-- Start --

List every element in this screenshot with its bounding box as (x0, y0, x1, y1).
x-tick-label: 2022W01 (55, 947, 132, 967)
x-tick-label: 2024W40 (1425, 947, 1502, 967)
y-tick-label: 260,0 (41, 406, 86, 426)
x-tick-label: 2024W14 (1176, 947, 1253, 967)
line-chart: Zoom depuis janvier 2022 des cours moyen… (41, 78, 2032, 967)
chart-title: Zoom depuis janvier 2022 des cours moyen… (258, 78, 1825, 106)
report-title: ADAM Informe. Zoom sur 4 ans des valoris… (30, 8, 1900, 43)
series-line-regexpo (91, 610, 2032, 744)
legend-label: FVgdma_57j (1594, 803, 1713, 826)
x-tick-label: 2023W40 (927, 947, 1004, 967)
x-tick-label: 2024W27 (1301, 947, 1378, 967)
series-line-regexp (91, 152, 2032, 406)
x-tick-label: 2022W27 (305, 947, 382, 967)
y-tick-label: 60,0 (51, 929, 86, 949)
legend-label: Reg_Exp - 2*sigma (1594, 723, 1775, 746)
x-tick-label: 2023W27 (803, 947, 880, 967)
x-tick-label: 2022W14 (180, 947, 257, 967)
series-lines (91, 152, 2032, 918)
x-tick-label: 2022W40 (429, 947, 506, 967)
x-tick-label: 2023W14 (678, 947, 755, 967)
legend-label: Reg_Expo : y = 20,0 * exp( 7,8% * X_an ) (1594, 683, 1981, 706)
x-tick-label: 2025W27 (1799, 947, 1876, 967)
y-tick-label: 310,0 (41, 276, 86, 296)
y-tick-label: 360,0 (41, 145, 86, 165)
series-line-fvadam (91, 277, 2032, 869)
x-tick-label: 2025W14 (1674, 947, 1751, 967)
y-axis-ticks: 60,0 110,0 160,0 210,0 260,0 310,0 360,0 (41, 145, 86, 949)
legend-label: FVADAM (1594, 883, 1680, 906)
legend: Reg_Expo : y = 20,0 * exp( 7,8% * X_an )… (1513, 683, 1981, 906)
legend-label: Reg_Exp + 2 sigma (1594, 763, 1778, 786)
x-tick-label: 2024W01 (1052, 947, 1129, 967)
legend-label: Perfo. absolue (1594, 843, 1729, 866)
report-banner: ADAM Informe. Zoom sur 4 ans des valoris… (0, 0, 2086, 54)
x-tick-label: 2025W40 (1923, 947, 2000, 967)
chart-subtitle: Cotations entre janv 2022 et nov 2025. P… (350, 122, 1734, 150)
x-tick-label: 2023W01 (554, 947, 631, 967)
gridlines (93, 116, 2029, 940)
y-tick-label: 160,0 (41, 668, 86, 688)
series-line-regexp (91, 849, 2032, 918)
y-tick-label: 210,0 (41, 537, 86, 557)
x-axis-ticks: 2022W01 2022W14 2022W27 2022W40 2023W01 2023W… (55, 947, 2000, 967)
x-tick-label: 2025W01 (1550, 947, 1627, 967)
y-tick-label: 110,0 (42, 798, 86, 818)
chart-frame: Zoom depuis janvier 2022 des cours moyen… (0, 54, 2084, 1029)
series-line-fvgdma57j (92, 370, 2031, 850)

-- End --

◆ Challenge
Copy every line of the records above word for word, in the same order.

◆ Reply to the exercise
List every element in this screenshot with its bounding box as (x0, y0, x1, y1).
x-tick-label: 2022W01 (55, 947, 132, 967)
x-tick-label: 2024W40 (1425, 947, 1502, 967)
y-tick-label: 260,0 (41, 406, 86, 426)
x-tick-label: 2024W14 (1176, 947, 1253, 967)
line-chart: Zoom depuis janvier 2022 des cours moyen… (41, 78, 2032, 967)
chart-title: Zoom depuis janvier 2022 des cours moyen… (258, 78, 1825, 106)
report-title: ADAM Informe. Zoom sur 4 ans des valoris… (30, 8, 1900, 43)
series-line-regexpo (91, 610, 2032, 744)
legend-label: FVgdma_57j (1594, 803, 1713, 826)
x-tick-label: 2023W40 (927, 947, 1004, 967)
x-tick-label: 2024W27 (1301, 947, 1378, 967)
series-line-regexp (91, 152, 2032, 406)
x-tick-label: 2022W27 (305, 947, 382, 967)
y-tick-label: 60,0 (51, 929, 86, 949)
legend-label: Reg_Exp - 2*sigma (1594, 723, 1775, 746)
x-tick-label: 2023W27 (803, 947, 880, 967)
x-tick-label: 2022W14 (180, 947, 257, 967)
series-lines (91, 152, 2032, 918)
x-tick-label: 2022W40 (429, 947, 506, 967)
x-tick-label: 2023W14 (678, 947, 755, 967)
legend-label: Reg_Expo : y = 20,0 * exp( 7,8% * X_an ) (1594, 683, 1981, 706)
x-tick-label: 2025W27 (1799, 947, 1876, 967)
y-tick-label: 310,0 (41, 276, 86, 296)
y-tick-label: 360,0 (41, 145, 86, 165)
series-line-fvadam (91, 277, 2032, 869)
x-tick-label: 2025W14 (1674, 947, 1751, 967)
y-axis-ticks: 60,0 110,0 160,0 210,0 260,0 310,0 360,0 (41, 145, 86, 949)
legend-label: FVADAM (1594, 883, 1680, 906)
legend: Reg_Expo : y = 20,0 * exp( 7,8% * X_an )… (1513, 683, 1981, 906)
legend-label: Reg_Exp + 2 sigma (1594, 763, 1778, 786)
x-tick-label: 2024W01 (1052, 947, 1129, 967)
legend-label: Perfo. absolue (1594, 843, 1729, 866)
report-banner: ADAM Informe. Zoom sur 4 ans des valoris… (0, 0, 2086, 54)
x-tick-label: 2025W40 (1923, 947, 2000, 967)
chart-subtitle: Cotations entre janv 2022 et nov 2025. P… (350, 122, 1734, 150)
x-tick-label: 2023W01 (554, 947, 631, 967)
gridlines (93, 116, 2029, 940)
y-tick-label: 160,0 (41, 668, 86, 688)
series-line-regexp (91, 849, 2032, 918)
y-tick-label: 210,0 (41, 537, 86, 557)
x-axis-ticks: 2022W01 2022W14 2022W27 2022W40 2023W01 2023W… (55, 947, 2000, 967)
x-tick-label: 2025W01 (1550, 947, 1627, 967)
y-tick-label: 110,0 (42, 798, 86, 818)
chart-frame: Zoom depuis janvier 2022 des cours moyen… (0, 54, 2084, 1029)
series-line-fvgdma57j (92, 370, 2031, 850)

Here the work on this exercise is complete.